__OBJECTIVE__. Extract, from the listing that follows, each line containing the word "manuel".

__SUPPLIED DATA__.
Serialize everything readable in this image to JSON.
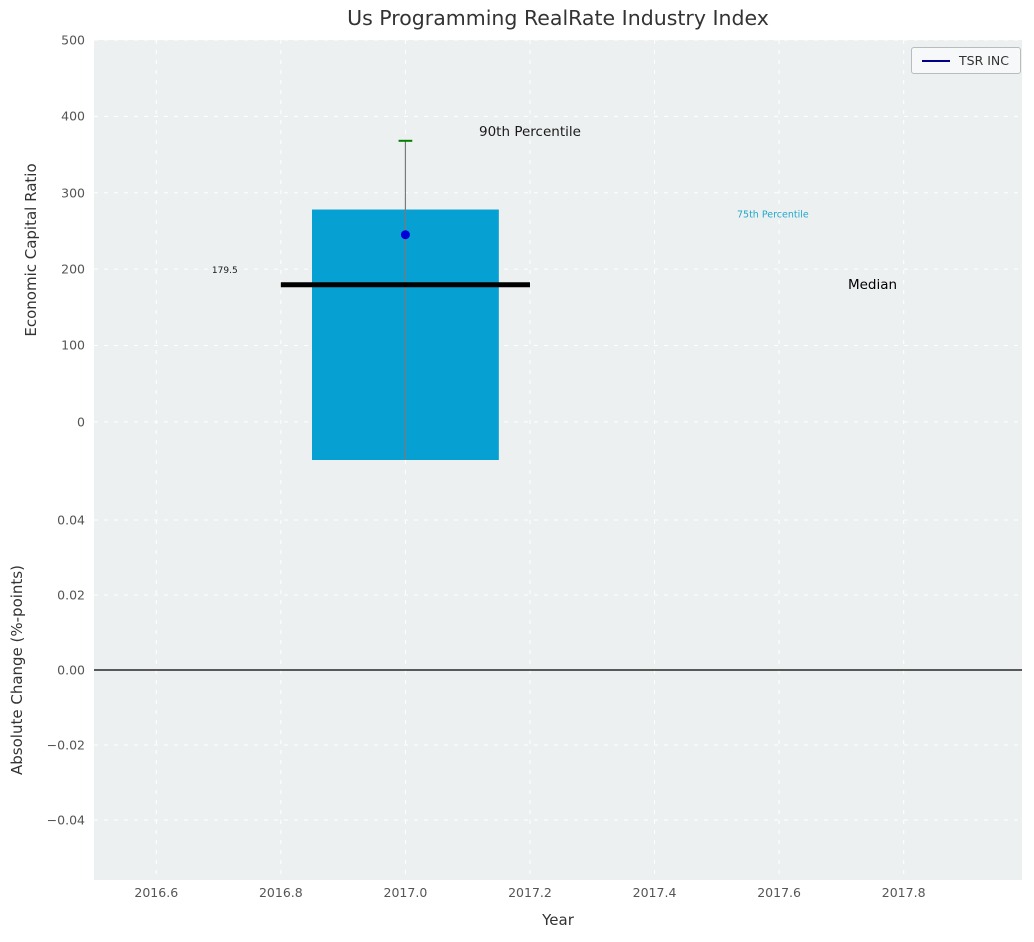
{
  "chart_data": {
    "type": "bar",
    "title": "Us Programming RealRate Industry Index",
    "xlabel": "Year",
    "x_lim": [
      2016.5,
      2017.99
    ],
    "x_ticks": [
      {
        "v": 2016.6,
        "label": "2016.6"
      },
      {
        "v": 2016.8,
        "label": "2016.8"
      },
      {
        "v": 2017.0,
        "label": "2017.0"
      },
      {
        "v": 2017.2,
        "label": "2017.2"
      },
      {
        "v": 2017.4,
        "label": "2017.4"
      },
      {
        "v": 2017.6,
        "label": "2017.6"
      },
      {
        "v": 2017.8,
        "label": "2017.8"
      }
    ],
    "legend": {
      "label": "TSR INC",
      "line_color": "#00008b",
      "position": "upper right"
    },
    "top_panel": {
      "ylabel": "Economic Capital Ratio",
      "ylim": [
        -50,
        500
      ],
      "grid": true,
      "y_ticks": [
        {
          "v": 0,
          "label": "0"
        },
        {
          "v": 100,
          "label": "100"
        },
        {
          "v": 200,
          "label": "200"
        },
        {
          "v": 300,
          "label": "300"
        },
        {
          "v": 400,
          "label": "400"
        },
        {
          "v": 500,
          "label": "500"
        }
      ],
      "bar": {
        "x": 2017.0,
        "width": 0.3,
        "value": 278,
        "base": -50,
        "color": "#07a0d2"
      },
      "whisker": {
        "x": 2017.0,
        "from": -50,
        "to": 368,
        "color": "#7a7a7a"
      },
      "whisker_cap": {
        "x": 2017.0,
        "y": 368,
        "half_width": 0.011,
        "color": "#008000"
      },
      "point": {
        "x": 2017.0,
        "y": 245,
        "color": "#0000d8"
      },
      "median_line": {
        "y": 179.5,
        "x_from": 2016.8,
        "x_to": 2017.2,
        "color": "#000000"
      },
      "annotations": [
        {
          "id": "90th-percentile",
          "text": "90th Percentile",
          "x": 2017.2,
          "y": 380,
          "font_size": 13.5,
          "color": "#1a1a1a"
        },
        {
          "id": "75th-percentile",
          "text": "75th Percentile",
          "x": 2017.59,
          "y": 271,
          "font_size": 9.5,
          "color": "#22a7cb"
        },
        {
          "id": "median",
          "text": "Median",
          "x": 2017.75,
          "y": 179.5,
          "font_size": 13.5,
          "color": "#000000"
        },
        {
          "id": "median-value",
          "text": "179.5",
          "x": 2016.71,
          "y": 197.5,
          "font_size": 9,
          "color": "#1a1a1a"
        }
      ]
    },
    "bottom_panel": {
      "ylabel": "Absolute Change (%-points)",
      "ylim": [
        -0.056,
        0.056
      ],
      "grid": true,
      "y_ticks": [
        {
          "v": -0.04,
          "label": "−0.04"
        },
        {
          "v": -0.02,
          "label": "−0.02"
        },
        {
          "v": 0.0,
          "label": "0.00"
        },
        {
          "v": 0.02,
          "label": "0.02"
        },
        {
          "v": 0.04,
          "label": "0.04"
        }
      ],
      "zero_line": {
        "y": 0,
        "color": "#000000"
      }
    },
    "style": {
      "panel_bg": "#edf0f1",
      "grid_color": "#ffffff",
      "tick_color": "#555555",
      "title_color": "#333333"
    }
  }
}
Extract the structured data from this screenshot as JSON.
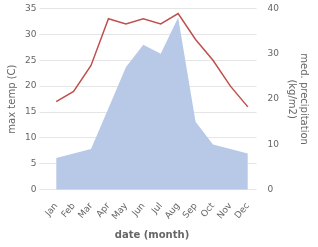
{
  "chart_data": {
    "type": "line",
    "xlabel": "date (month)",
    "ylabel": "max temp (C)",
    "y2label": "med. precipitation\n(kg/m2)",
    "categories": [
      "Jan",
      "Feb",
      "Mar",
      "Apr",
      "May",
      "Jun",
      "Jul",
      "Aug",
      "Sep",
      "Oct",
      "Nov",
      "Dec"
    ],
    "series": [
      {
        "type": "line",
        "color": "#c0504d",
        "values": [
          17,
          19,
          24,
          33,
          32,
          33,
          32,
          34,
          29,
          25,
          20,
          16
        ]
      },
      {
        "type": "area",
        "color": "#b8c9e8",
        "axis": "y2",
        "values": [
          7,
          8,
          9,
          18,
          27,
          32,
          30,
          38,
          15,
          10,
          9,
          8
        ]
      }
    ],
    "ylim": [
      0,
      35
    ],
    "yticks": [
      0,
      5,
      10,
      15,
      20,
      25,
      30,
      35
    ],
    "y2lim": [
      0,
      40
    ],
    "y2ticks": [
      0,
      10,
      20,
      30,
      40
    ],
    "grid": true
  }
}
...
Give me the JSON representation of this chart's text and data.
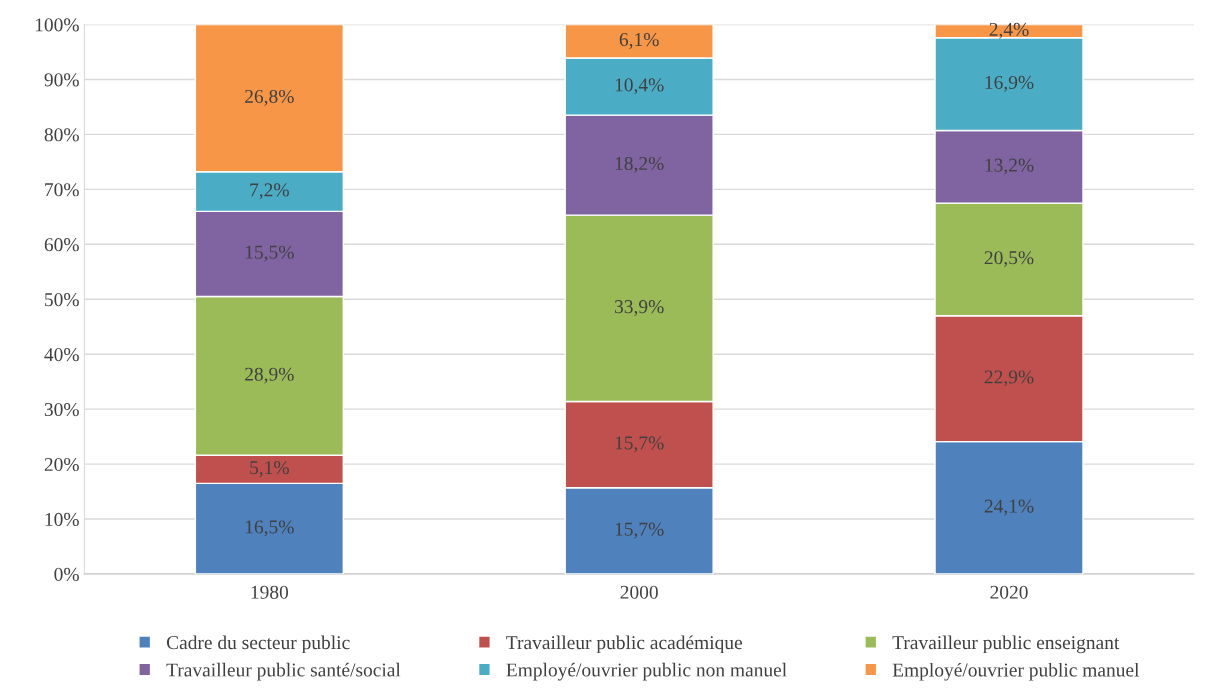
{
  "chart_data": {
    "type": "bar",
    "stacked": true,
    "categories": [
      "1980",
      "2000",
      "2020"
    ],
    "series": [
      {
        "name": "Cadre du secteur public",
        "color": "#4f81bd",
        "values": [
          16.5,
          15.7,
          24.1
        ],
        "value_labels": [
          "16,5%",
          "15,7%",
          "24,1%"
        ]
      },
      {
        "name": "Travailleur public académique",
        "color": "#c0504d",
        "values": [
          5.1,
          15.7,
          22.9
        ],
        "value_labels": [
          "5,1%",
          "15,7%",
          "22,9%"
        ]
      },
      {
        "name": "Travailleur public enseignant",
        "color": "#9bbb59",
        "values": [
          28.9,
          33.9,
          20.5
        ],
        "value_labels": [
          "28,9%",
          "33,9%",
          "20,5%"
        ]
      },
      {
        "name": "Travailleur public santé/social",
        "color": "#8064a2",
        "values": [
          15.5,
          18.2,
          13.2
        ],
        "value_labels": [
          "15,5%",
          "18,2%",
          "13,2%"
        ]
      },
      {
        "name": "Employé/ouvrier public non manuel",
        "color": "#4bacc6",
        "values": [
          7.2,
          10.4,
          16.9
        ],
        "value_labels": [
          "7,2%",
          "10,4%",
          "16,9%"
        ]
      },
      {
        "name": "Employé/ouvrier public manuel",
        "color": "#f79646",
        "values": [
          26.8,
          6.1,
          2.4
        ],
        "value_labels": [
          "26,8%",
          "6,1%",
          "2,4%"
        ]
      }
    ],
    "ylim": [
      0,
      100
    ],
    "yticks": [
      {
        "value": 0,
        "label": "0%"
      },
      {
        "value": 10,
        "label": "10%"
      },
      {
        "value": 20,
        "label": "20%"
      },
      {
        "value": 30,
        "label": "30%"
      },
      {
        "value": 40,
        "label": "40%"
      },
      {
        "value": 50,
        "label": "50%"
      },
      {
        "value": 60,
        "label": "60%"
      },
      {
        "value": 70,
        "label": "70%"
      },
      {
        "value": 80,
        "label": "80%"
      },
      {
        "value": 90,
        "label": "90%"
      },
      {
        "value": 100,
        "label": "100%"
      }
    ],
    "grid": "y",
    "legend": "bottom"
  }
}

__EXERCISE SOLUTION__.
        "name": "Employé/ouvrier public non manuel",
        "name": "Employé/ouvrier public manuel",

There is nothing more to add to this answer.